--- start PROVIDED INFORMATION ---
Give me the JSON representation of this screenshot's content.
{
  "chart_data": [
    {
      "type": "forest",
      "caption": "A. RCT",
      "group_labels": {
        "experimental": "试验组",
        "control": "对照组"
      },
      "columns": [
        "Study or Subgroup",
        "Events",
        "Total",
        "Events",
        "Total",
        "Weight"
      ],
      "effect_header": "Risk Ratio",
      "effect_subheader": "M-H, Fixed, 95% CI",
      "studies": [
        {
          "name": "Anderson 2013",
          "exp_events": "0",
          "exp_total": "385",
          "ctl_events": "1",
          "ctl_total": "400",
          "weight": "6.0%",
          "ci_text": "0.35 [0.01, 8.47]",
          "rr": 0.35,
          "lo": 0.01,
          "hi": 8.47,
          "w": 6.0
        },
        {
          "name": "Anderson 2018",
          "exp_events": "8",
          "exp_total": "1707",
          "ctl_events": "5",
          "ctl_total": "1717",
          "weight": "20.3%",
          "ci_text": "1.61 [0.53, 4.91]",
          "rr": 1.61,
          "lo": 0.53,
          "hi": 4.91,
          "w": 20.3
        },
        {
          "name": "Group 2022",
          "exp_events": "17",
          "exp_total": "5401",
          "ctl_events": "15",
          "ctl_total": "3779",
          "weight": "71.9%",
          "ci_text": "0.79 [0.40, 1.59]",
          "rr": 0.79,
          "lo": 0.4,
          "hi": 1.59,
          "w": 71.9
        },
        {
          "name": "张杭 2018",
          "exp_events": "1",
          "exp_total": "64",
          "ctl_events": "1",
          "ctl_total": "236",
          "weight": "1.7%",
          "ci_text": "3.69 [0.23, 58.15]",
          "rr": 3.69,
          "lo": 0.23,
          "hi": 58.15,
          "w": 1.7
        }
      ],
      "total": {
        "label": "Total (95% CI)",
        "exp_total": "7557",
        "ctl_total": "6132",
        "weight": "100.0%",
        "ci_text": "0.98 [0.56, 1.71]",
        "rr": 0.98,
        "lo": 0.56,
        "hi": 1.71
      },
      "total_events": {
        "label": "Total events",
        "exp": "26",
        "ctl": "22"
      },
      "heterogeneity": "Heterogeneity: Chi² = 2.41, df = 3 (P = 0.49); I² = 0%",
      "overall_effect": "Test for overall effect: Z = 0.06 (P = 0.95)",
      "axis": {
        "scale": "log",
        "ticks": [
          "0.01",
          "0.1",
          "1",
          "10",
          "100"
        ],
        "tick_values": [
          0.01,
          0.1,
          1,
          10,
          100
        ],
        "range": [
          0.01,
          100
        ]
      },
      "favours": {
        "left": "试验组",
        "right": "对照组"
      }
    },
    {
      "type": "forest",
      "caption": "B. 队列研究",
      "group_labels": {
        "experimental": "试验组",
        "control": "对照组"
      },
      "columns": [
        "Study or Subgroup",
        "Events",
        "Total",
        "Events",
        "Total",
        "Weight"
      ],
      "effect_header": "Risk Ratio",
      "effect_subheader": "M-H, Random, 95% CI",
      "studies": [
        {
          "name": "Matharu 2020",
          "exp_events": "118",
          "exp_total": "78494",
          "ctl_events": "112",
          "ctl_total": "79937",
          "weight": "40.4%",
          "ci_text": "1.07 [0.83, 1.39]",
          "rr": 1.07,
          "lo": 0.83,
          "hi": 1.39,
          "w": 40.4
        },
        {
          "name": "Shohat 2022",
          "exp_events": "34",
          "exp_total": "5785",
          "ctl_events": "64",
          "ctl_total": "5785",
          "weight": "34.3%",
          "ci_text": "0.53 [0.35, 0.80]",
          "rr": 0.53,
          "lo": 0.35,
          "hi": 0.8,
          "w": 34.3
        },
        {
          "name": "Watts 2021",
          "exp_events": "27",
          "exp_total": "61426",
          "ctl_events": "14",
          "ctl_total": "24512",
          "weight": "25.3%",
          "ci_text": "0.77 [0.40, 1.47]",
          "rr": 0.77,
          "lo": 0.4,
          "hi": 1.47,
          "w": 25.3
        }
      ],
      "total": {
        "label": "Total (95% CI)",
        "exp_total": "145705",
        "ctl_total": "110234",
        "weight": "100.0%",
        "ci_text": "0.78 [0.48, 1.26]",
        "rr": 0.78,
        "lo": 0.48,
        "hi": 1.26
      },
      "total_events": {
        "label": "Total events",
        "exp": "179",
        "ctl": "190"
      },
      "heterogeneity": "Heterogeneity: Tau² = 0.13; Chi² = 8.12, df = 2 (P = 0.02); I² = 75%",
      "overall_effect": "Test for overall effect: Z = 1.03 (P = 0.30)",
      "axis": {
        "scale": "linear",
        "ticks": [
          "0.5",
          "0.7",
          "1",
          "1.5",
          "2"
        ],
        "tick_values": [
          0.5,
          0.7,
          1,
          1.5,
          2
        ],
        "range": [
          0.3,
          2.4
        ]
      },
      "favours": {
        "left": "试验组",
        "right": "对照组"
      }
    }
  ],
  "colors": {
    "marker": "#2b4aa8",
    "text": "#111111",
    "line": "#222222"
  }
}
--- end PROVIDED INFORMATION ---
- [OBJECTIVE] Repeat the listing exactly, from its first line to its last.

- [EXPECTED OUTPUT]
Give me the JSON representation of this screenshot's content.
{
  "chart_data": [
    {
      "type": "forest",
      "caption": "A. RCT",
      "group_labels": {
        "experimental": "试验组",
        "control": "对照组"
      },
      "columns": [
        "Study or Subgroup",
        "Events",
        "Total",
        "Events",
        "Total",
        "Weight"
      ],
      "effect_header": "Risk Ratio",
      "effect_subheader": "M-H, Fixed, 95% CI",
      "studies": [
        {
          "name": "Anderson 2013",
          "exp_events": "0",
          "exp_total": "385",
          "ctl_events": "1",
          "ctl_total": "400",
          "weight": "6.0%",
          "ci_text": "0.35 [0.01, 8.47]",
          "rr": 0.35,
          "lo": 0.01,
          "hi": 8.47,
          "w": 6.0
        },
        {
          "name": "Anderson 2018",
          "exp_events": "8",
          "exp_total": "1707",
          "ctl_events": "5",
          "ctl_total": "1717",
          "weight": "20.3%",
          "ci_text": "1.61 [0.53, 4.91]",
          "rr": 1.61,
          "lo": 0.53,
          "hi": 4.91,
          "w": 20.3
        },
        {
          "name": "Group 2022",
          "exp_events": "17",
          "exp_total": "5401",
          "ctl_events": "15",
          "ctl_total": "3779",
          "weight": "71.9%",
          "ci_text": "0.79 [0.40, 1.59]",
          "rr": 0.79,
          "lo": 0.4,
          "hi": 1.59,
          "w": 71.9
        },
        {
          "name": "张杭 2018",
          "exp_events": "1",
          "exp_total": "64",
          "ctl_events": "1",
          "ctl_total": "236",
          "weight": "1.7%",
          "ci_text": "3.69 [0.23, 58.15]",
          "rr": 3.69,
          "lo": 0.23,
          "hi": 58.15,
          "w": 1.7
        }
      ],
      "total": {
        "label": "Total (95% CI)",
        "exp_total": "7557",
        "ctl_total": "6132",
        "weight": "100.0%",
        "ci_text": "0.98 [0.56, 1.71]",
        "rr": 0.98,
        "lo": 0.56,
        "hi": 1.71
      },
      "total_events": {
        "label": "Total events",
        "exp": "26",
        "ctl": "22"
      },
      "heterogeneity": "Heterogeneity: Chi² = 2.41, df = 3 (P = 0.49); I² = 0%",
      "overall_effect": "Test for overall effect: Z = 0.06 (P = 0.95)",
      "axis": {
        "scale": "log",
        "ticks": [
          "0.01",
          "0.1",
          "1",
          "10",
          "100"
        ],
        "tick_values": [
          0.01,
          0.1,
          1,
          10,
          100
        ],
        "range": [
          0.01,
          100
        ]
      },
      "favours": {
        "left": "试验组",
        "right": "对照组"
      }
    },
    {
      "type": "forest",
      "caption": "B. 队列研究",
      "group_labels": {
        "experimental": "试验组",
        "control": "对照组"
      },
      "columns": [
        "Study or Subgroup",
        "Events",
        "Total",
        "Events",
        "Total",
        "Weight"
      ],
      "effect_header": "Risk Ratio",
      "effect_subheader": "M-H, Random, 95% CI",
      "studies": [
        {
          "name": "Matharu 2020",
          "exp_events": "118",
          "exp_total": "78494",
          "ctl_events": "112",
          "ctl_total": "79937",
          "weight": "40.4%",
          "ci_text": "1.07 [0.83, 1.39]",
          "rr": 1.07,
          "lo": 0.83,
          "hi": 1.39,
          "w": 40.4
        },
        {
          "name": "Shohat 2022",
          "exp_events": "34",
          "exp_total": "5785",
          "ctl_events": "64",
          "ctl_total": "5785",
          "weight": "34.3%",
          "ci_text": "0.53 [0.35, 0.80]",
          "rr": 0.53,
          "lo": 0.35,
          "hi": 0.8,
          "w": 34.3
        },
        {
          "name": "Watts 2021",
          "exp_events": "27",
          "exp_total": "61426",
          "ctl_events": "14",
          "ctl_total": "24512",
          "weight": "25.3%",
          "ci_text": "0.77 [0.40, 1.47]",
          "rr": 0.77,
          "lo": 0.4,
          "hi": 1.47,
          "w": 25.3
        }
      ],
      "total": {
        "label": "Total (95% CI)",
        "exp_total": "145705",
        "ctl_total": "110234",
        "weight": "100.0%",
        "ci_text": "0.78 [0.48, 1.26]",
        "rr": 0.78,
        "lo": 0.48,
        "hi": 1.26
      },
      "total_events": {
        "label": "Total events",
        "exp": "179",
        "ctl": "190"
      },
      "heterogeneity": "Heterogeneity: Tau² = 0.13; Chi² = 8.12, df = 2 (P = 0.02); I² = 75%",
      "overall_effect": "Test for overall effect: Z = 1.03 (P = 0.30)",
      "axis": {
        "scale": "linear",
        "ticks": [
          "0.5",
          "0.7",
          "1",
          "1.5",
          "2"
        ],
        "tick_values": [
          0.5,
          0.7,
          1,
          1.5,
          2
        ],
        "range": [
          0.3,
          2.4
        ]
      },
      "favours": {
        "left": "试验组",
        "right": "对照组"
      }
    }
  ],
  "colors": {
    "marker": "#2b4aa8",
    "text": "#111111",
    "line": "#222222"
  }
}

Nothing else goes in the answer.